▸ PROBLEM STATEMENT: Go through the records and copy each line where the word "cockpit" occurs.

▸ DATA SHOWN:
━━━━━━━━━━
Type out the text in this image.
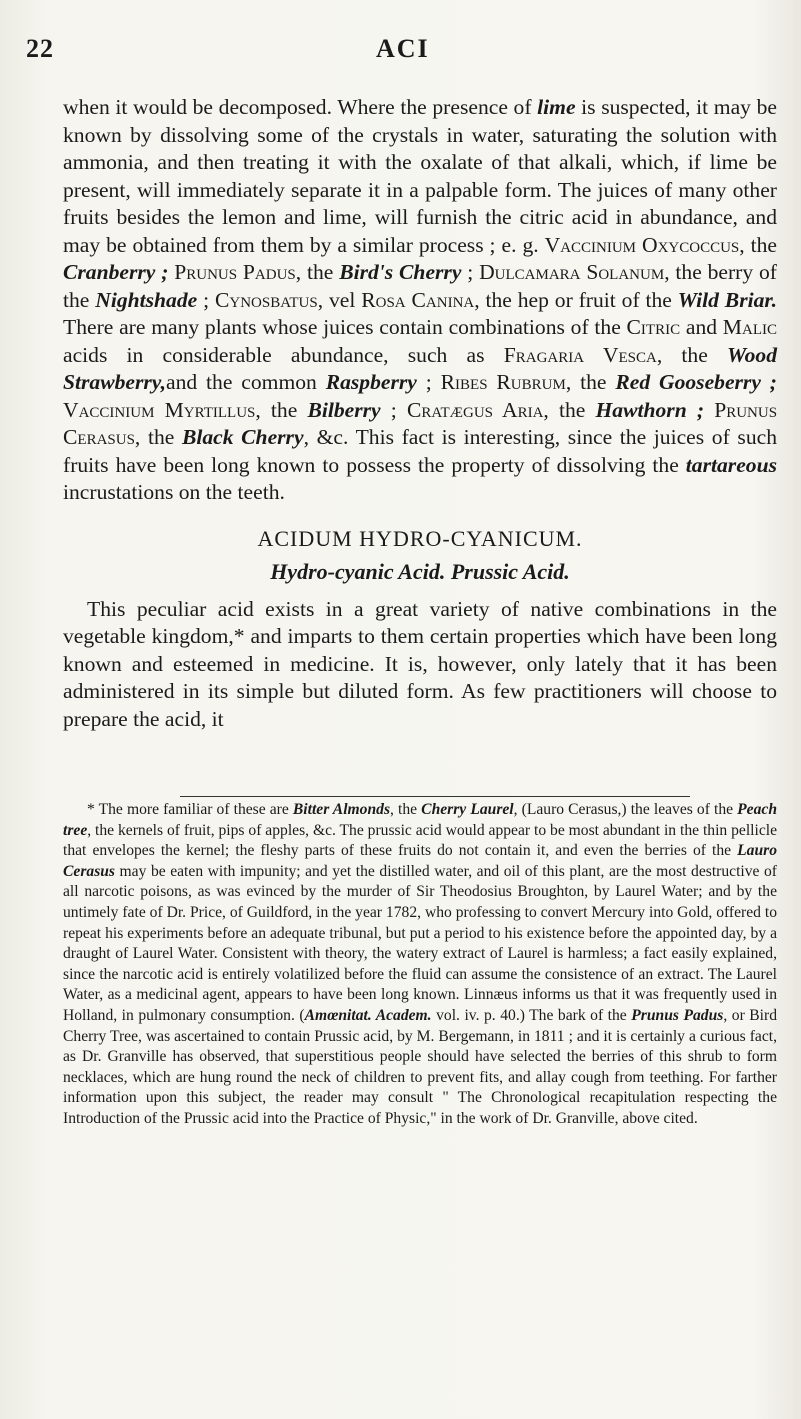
22	ACI

when it would be decomposed. Where the presence of lime is suspected, it may be known by dissolving some of the crystals in water, saturating the solution with ammonia, and then treating it with the oxalate of that alkali, which, if lime be present, will immediately separate it in a palpable form. The juices of many other fruits besides the lemon and lime, will furnish the citric acid in abundance, and may be obtained from them by a similar process ; e. g. Vaccinium Oxycoccus, the Cranberry ; Prunus Padus, the Bird's Cherry ; Dulcamara Solanum, the berry of the Nightshade ; Cynosbatus, vel Rosa Canina, the hep or fruit of the Wild Briar. There are many plants whose juices contain combinations of the Citric and Malic acids in considerable abundance, such as Fragaria Vesca, the Wood Strawberry,and the common Raspberry ; Ribes Rubrum, the Red Gooseberry ; Vaccinium Myrtillus, the Bilberry ; Cratægus Aria, the Hawthorn ; Prunus Cerasus, the Black Cherry, &c. This fact is interesting, since the juices of such fruits have been long known to possess the property of dissolving the tartareous incrustations on the teeth.

ACIDUM HYDRO-CYANICUM.
Hydro-cyanic Acid. Prussic Acid.

This peculiar acid exists in a great variety of native combinations in the vegetable kingdom,* and imparts to them certain properties which have been long known and esteemed in medicine. It is, however, only lately that it has been administered in its simple but diluted form. As few practitioners will choose to prepare the acid, it

* The more familiar of these are Bitter Almonds, the Cherry Laurel, (Lauro Cerasus,) the leaves of the Peach tree, the kernels of fruit, pips of apples, &c. The prussic acid would appear to be most abundant in the thin pellicle that envelopes the kernel; the fleshy parts of these fruits do not contain it, and even the berries of the Lauro Cerasus may be eaten with impunity; and yet the distilled water, and oil of this plant, are the most destructive of all narcotic poisons, as was evinced by the murder of Sir Theodosius Broughton, by Laurel Water; and by the untimely fate of Dr. Price, of Guildford, in the year 1782, who professing to convert Mercury into Gold, offered to repeat his experiments before an adequate tribunal, but put a period to his existence before the appointed day, by a draught of Laurel Water. Consistent with theory, the watery extract of Laurel is harmless; a fact easily explained, since the narcotic acid is entirely volatilized before the fluid can assume the consistence of an extract. The Laurel Water, as a medicinal agent, appears to have been long known. Linnæus informs us that it was frequently used in Holland, in pulmonary consumption. (Amœnitat. Academ. vol. iv. p. 40.) The bark of the Prunus Padus, or Bird Cherry Tree, was ascertained to contain Prussic acid, by M. Bergemann, in 1811 ; and it is certainly a curious fact, as Dr. Granville has observed, that superstitious people should have selected the berries of this shrub to form necklaces, which are hung round the neck of children to prevent fits, and allay cough from teething. For farther information upon this subject, the reader may consult " The Chronological recapitulation respecting the Introduction of the Prussic acid into the Practice of Physic," in the work of Dr. Granville, above cited.
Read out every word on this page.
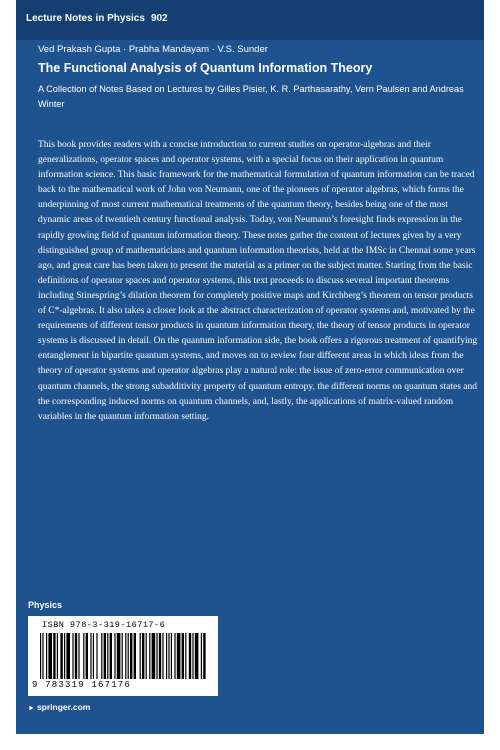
Lecture Notes in Physics 902
Ved Prakash Gupta · Prabha Mandayam · V.S. Sunder
The Functional Analysis of Quantum Information Theory
A Collection of Notes Based on Lectures by Gilles Pisier, K. R. Parthasarathy, Vern Paulsen and Andreas Winter

This book provides readers with a concise introduction to current studies on operator-algebras and their generalizations, operator spaces and operator systems, with a special focus on their application in quantum information science. This basic framework for the mathematical formulation of quantum information can be traced back to the mathematical work of John von Neumann, one of the pioneers of operator algebras, which forms the underpinning of most current mathematical treatments of the quantum theory, besides being one of the most dynamic areas of twentieth century functional analysis. Today, von Neumann’s foresight finds expression in the rapidly growing field of quantum information theory. These notes gather the content of lectures given by a very distinguished group of mathematicians and quantum information theorists, held at the IMSc in Chennai some years ago, and great care has been taken to present the material as a primer on the subject matter. Starting from the basic definitions of operator spaces and operator systems, this text proceeds to discuss several important theorems including Stinespring’s dilation theorem for completely positive maps and Kirchberg’s theorem on tensor products of C*-algebras. It also takes a closer look at the abstract characterization of operator systems and, motivated by the requirements of different tensor products in quantum information theory, the theory of tensor products in operator systems is discussed in detail. On the quantum information side, the book offers a rigorous treatment of quantifying entanglement in bipartite quantum systems, and moves on to review four different areas in which ideas from the theory of operator systems and operator algebras play a natural role: the issue of zero-error communication over quantum channels, the strong subadditivity property of quantum entropy, the different norms on quantum states and the corresponding induced norms on quantum channels, and, lastly, the applications of matrix-valued random variables in the quantum information setting.

Physics
ISBN 978-3-319-16717-6
9 783319 167176
► springer.com
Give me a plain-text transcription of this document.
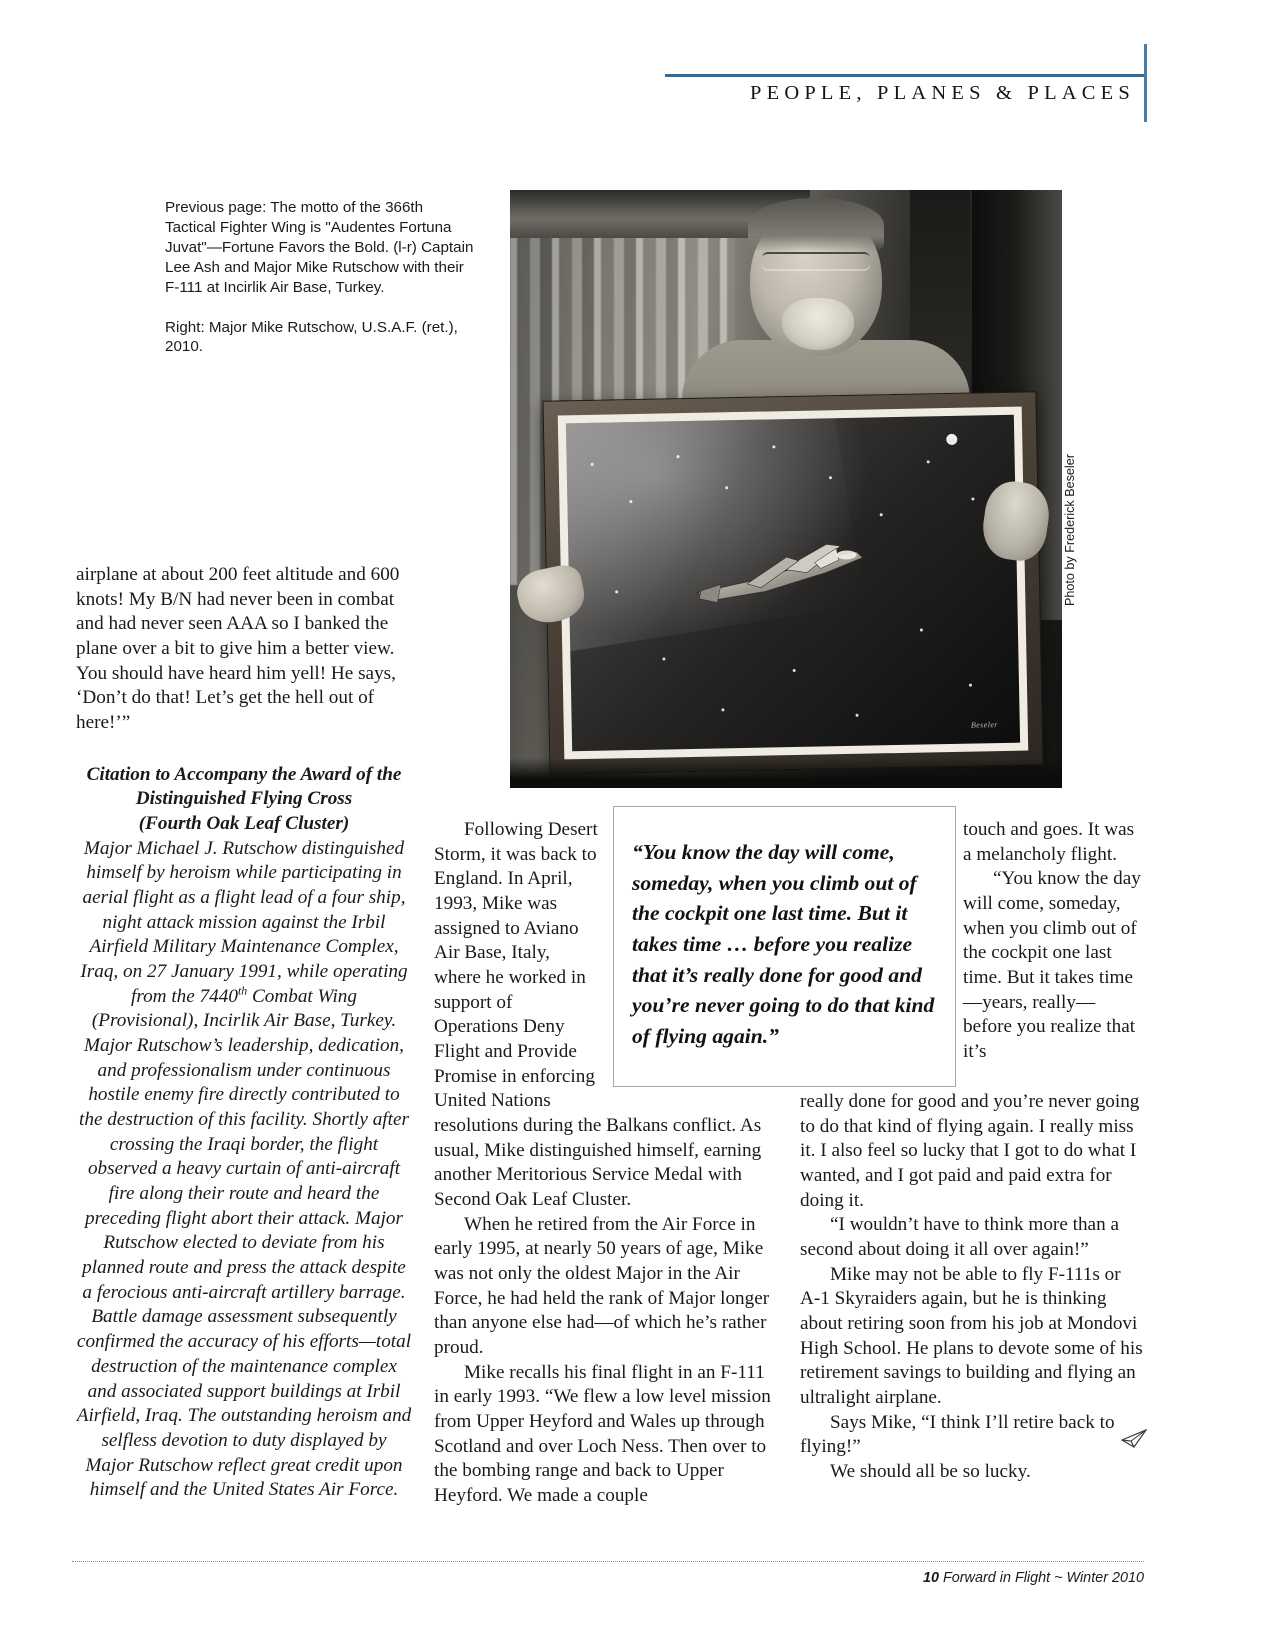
PEOPLE, PLANES & PLACES

Previous page: The motto of the 366th Tactical Fighter Wing is "Audentes Fortuna Juvat"—Fortune Favors the Bold. (l-r) Captain Lee Ash and Major Mike Rutschow with their F-111 at Incirlik Air Base, Turkey.

Right: Major Mike Rutschow, U.S.A.F. (ret.), 2010.

Beseler
Photo by Frederick Beseler

airplane at about 200 feet altitude and 600 knots! My B/N had never been in combat and had never seen AAA so I banked the plane over a bit to give him a better view. You should have heard him yell! He says, ‘Don’t do that! Let’s get the hell out of here!’”

Citation to Accompany the Award of the

Distinguished Flying Cross

(Fourth Oak Leaf Cluster)

Major Michael J. Rutschow distinguished himself by heroism while participating in aerial flight as a flight lead of a four ship, night attack mission against the Irbil Airfield Military Maintenance Complex, Iraq, on 27 January 1991, while operating from the 7440th Combat Wing (Provisional), Incirlik Air Base, Turkey. Major Rutschow’s leadership, dedication, and professionalism under continuous hostile enemy fire directly contributed to the destruction of this facility. Shortly after crossing the Iraqi border, the flight observed a heavy curtain of anti-aircraft fire along their route and heard the preceding flight abort their attack. Major Rutschow elected to deviate from his planned route and press the attack despite a ferocious anti-aircraft artillery barrage. Battle damage assessment subsequently confirmed the accuracy of his efforts—total destruction of the maintenance complex and associated support buildings at Irbil Airfield, Iraq. The outstanding heroism and selfless devotion to duty displayed by Major Rutschow reflect great credit upon himself and the United States Air Force.

Following Desert Storm, it was back to England. In April, 1993, Mike was assigned to Aviano Air Base, Italy, where he worked in support of Operations Deny Flight and Provide Promise in enforcing United Nations resolutions during the Balkans conflict. As usual, Mike distinguished himself, earning another Meritorious Service Medal with Second Oak Leaf Cluster.

When he retired from the Air Force in early 1995, at nearly 50 years of age, Mike was not only the oldest Major in the Air Force, he had held the rank of Major longer than anyone else had—of which he’s rather proud.

Mike recalls his final flight in an F-111 in early 1993. “We flew a low level mission from Upper Heyford and Wales up through Scotland and over Loch Ness. Then over to the bombing range and back to Upper Heyford. We made a couple

“You know the day will come, someday, when you climb out of the cockpit one last time. But it takes time … before you realize that it’s really done for good and you’re never going to do that kind of flying again.”

touch and goes. It was a melancholy flight.

“You know the day will come, someday, when you climb out of the cockpit one last time. But it takes time—years, really—before you realize that it’s

really done for good and you’re never going to do that kind of flying again. I really miss it. I also feel so lucky that I got to do what I wanted, and I got paid and paid extra for doing it.

“I wouldn’t have to think more than a second about doing it all over again!”

Mike may not be able to fly F-111s or A-1 Skyraiders again, but he is thinking about retiring soon from his job at Mondovi High School. He plans to devote some of his retirement savings to building and flying an ultralight airplane.

Says Mike, “I think I’ll retire back to flying!”

We should all be so lucky.

10 Forward in Flight ~ Winter 2010
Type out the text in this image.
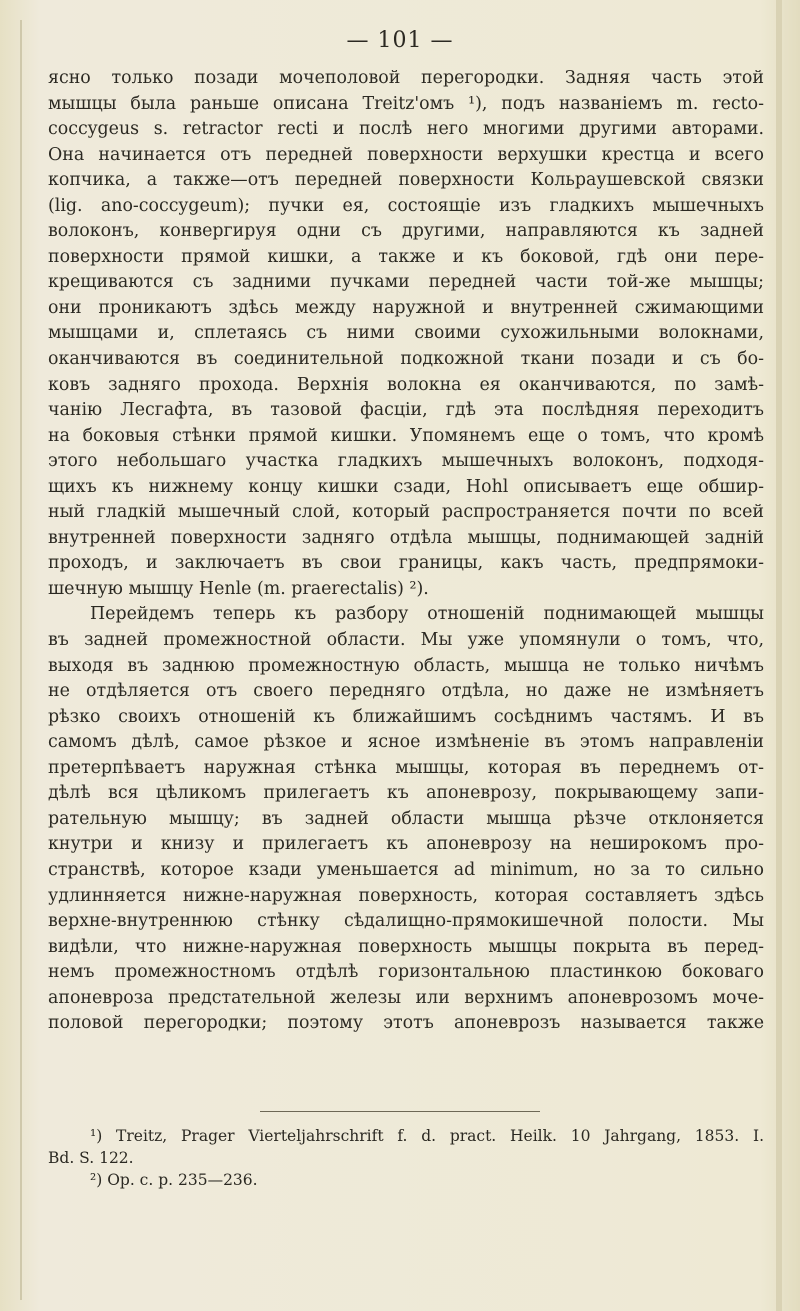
— 101 —
ясно только позади мочеполовой перегородки. Задняя часть этой
мышцы была раньше описана Treitz'омъ ¹), подъ названіемъ m. recto-
coccygeus s. retractor recti и послѣ него многими другими авторами.
Она начинается отъ передней поверхности верхушки крестца и всего
копчика, а также—отъ передней поверхности Кольраушевской связки
(lig. ano-coccygeum); пучки ея, состоящіе изъ гладкихъ мышечныхъ
волоконъ, конвергируя одни съ другими, направляются къ задней
поверхности прямой кишки, а также и къ боковой, гдѣ они пере-
крещиваются съ задними пучками передней части той-же мышцы;
они проникаютъ здѣсь между наружной и внутренней сжимающими
мышцами и, сплетаясь съ ними своими сухожильными волокнами,
оканчиваются въ соединительной подкожной ткани позади и съ бо-
ковъ задняго прохода. Верхнія волокна ея оканчиваются, по замѣ-
чанію Лесгафта, въ тазовой фасціи, гдѣ эта послѣдняя переходитъ
на боковыя стѣнки прямой кишки. Упомянемъ еще о томъ, что кромѣ
этого небольшаго участка гладкихъ мышечныхъ волоконъ, подходя-
щихъ къ нижнему концу кишки сзади, Hohl описываетъ еще обшир-
ный гладкій мышечный слой, который распространяется почти по всей
внутренней поверхности задняго отдѣла мышцы, поднимающей заднiй
проходъ, и заключаетъ въ свои границы, какъ часть, предпрямоки-
шечную мышцу Henle (m. praerectalis) ²).
Перейдемъ теперь къ разбору отношеній поднимающей мышцы
въ задней промежностной области. Мы уже упомянули о томъ, что,
выходя въ заднюю промежностную область, мышца не только ничѣмъ
не отдѣляется отъ своего передняго отдѣла, но даже не измѣняетъ
рѣзко своихъ отношеній къ ближайшимъ сосѣднимъ частямъ. И въ
самомъ дѣлѣ, самое рѣзкое и ясное измѣненіе въ этомъ направленіи
претерпѣваетъ наружная стѣнка мышцы, которая въ переднемъ от-
дѣлѣ вся цѣликомъ прилегаетъ къ апоневрозу, покрывающему запи-
рательную мышцу; въ задней области мышца рѣзче отклоняется
кнутри и книзу и прилегаетъ къ апоневрозу на неширокомъ про-
странствѣ, которое кзади уменьшается ad minimum, но за то сильно
удлинняется нижне-наружная поверхность, которая составляетъ здѣсь
верхне-внутреннюю стѣнку сѣдалищно-прямокишечной полости. Мы
видѣли, что нижне-наружная поверхность мышцы покрыта въ перед-
немъ промежностномъ отдѣлѣ горизонтальною пластинкою боковаго
апоневроза предстательной железы или верхнимъ апоневрозомъ моче-
половой перегородки; поэтому этотъ апоневрозъ называется также
¹) Treitz, Prager Vierteljahrschrift f. d. pract. Heilk. 10 Jahrgang, 1853. I.
Bd. S. 122.
²) Op. c. p. 235—236.
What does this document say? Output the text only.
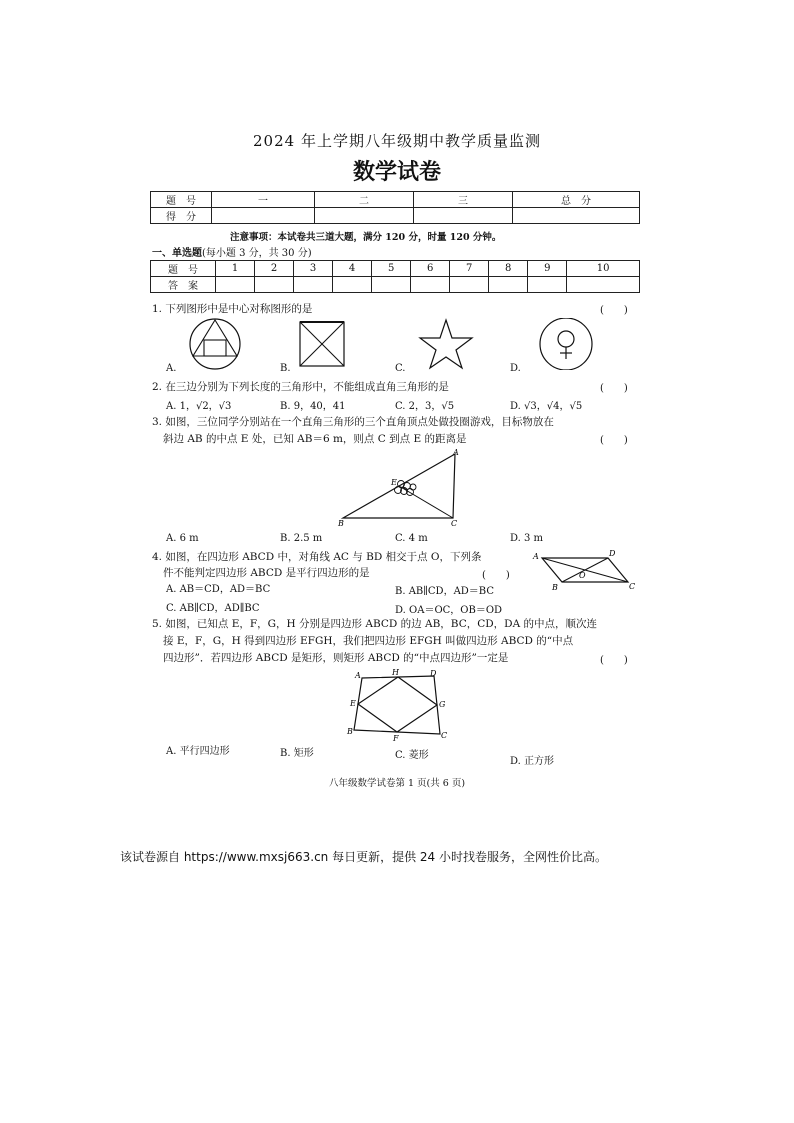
2024 年上学期八年级期中教学质量监测
数学试卷
题　号	一	二	三	总　分
得　分				
注意事项：本试卷共三道大题，满分 120 分，时量 120 分钟。
一、单选题(每小题 3 分，共 30 分)
题　号	1	2	3	4	5	6	7	8	9	10
答　案										
1. 下列图形中是中心对称图形的是	(　　)
A.	B.	C.	D.
2. 在三边分别为下列长度的三角形中，不能组成直角三角形的是	(　　)
A. 1，√2，√3	B. 9，40，41	C. 2，3，√5	D. √3，√4，√5
3. 如图，三位同学分别站在一个直角三角形的三个直角顶点处做投圈游戏，目标物放在
斜边 AB 的中点 E 处，已知 AB＝6 m，则点 C 到点 E 的距离是	(　　)
A
E
B	C
A. 6 m	B. 2.5 m	C. 4 m	D. 3 m
4. 如图，在四边形 ABCD 中，对角线 AC 与 BD 相交于点 O，下列条
件不能判定四边形 ABCD 是平行四边形的是	(　　)
A	D
O
B	C
A. AB＝CD，AD＝BC	B. AB∥CD，AD＝BC
C. AB∥CD，AD∥BC	D. OA＝OC，OB＝OD
5. 如图，已知点 E，F，G，H 分别是四边形 ABCD 的边 AB，BC，CD，DA 的中点，顺次连
接 E，F，G，H 得到四边形 EFGH，我们把四边形 EFGH 叫做四边形 ABCD 的“中点
四边形”．若四边形 ABCD 是矩形，则矩形 ABCD 的“中点四边形”一定是	(　　)
A	H	D
E	G
B
F	C
A. 平行四边形	B. 矩形	C. 菱形
D. 正方形
八年级数学试卷第 1 页(共 6 页)
该试卷源自 https://www.mxsj663.cn 每日更新，提供 24 小时找卷服务，全网性价比高。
━━━━━━━━━━
▸ RESULT:
“You know the day will come, someday, when you climb out of the cockpit one last time. But it takes time … before you realize that it’s really done for good and you’re never going to do that kind of flying again.”
“You know the day will come, someday, when you climb out of the cockpit one last time. But it takes time—years, really—before you realize that it’s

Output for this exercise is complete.